(Dataset items)
━━━━━━━━━━━━━━━━

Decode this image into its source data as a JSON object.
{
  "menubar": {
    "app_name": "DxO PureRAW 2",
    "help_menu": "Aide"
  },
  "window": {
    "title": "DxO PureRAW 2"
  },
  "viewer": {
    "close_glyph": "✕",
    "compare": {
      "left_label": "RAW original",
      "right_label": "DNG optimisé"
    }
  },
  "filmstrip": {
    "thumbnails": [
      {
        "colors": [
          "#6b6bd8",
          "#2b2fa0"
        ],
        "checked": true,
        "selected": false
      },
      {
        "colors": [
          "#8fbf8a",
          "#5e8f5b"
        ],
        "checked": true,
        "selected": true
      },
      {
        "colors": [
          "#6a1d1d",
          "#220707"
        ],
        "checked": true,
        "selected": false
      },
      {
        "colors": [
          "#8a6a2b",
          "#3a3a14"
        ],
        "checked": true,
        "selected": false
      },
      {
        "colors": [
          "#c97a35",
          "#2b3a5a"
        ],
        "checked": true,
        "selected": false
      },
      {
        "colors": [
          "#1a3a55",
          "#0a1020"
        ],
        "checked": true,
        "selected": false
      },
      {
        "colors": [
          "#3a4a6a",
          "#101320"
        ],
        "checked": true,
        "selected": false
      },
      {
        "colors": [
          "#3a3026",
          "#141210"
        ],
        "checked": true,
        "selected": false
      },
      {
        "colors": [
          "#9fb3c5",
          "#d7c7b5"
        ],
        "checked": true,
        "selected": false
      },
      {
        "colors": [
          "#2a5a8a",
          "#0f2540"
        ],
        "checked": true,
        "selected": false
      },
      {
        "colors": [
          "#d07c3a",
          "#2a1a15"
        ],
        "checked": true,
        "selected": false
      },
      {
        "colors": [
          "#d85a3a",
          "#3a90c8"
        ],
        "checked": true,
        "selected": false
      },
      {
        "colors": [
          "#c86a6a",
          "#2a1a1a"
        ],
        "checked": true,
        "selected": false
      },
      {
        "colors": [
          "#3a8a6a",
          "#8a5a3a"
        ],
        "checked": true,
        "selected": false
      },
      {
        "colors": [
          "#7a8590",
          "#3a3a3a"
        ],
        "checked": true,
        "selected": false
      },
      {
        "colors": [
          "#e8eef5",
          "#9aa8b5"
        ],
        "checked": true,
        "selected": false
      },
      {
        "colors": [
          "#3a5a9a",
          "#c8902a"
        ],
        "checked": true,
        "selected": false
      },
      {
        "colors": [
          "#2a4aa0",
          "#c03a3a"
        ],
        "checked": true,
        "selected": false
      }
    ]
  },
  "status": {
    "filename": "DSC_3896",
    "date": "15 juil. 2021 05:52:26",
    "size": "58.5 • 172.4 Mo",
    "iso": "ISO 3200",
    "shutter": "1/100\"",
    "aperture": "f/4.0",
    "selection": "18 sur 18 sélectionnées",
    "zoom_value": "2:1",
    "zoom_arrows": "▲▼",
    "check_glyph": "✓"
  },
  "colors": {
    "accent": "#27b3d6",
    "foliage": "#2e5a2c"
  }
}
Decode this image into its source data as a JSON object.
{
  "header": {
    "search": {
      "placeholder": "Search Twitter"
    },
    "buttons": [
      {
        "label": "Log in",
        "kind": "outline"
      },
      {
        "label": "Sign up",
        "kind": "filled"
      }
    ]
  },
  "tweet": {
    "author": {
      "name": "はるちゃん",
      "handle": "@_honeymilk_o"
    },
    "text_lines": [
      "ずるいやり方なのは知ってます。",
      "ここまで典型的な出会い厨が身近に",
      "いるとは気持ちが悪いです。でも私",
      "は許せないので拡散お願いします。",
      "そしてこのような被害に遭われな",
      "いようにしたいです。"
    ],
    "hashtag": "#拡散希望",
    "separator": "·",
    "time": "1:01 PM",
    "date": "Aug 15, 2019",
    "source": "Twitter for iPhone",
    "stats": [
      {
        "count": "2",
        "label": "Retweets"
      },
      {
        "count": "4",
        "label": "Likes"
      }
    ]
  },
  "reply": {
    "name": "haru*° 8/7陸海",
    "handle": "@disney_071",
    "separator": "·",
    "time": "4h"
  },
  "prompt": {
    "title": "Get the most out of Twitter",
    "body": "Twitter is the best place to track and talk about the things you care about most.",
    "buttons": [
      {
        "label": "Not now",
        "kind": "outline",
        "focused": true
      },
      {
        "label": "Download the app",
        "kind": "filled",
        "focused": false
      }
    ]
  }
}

━━━━━━━━━━━━━━━━

*REQUIREMENTS*
Pull out all lines in the data above that include "title".

*WRITTEN SOLUTION*
    "title": "DxO PureRAW 2"
    "title": "Get the most out of Twitter",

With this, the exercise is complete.